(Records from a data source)
.....

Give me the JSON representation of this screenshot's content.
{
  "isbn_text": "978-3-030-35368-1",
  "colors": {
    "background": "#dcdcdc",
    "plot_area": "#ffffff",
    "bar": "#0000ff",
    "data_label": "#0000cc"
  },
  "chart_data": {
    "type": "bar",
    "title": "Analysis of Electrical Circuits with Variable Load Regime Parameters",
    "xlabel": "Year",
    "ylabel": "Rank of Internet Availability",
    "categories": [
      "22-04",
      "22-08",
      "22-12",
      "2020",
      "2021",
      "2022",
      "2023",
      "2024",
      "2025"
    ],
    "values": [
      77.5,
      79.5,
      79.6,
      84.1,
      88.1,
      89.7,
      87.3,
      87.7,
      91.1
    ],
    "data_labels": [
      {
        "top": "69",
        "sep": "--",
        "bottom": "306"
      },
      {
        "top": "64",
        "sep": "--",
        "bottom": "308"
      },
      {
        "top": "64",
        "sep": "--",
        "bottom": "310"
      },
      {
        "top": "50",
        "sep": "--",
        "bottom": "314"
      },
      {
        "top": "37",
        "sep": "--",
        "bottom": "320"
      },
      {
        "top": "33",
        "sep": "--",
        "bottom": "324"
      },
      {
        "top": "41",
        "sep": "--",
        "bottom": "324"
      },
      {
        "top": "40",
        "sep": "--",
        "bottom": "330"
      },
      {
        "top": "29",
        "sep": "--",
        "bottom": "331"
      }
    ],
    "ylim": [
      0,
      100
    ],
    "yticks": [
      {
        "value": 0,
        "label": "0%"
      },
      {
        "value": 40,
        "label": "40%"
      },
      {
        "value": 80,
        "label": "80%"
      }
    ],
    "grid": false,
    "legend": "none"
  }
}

.....

Read the data above and pull out each line that holds the string "bottom".

        "bottom": "306"
        "bottom": "308"
        "bottom": "310"
        "bottom": "314"
        "bottom": "320"
        "bottom": "324"
        "bottom": "324"
        "bottom": "330"
        "bottom": "331"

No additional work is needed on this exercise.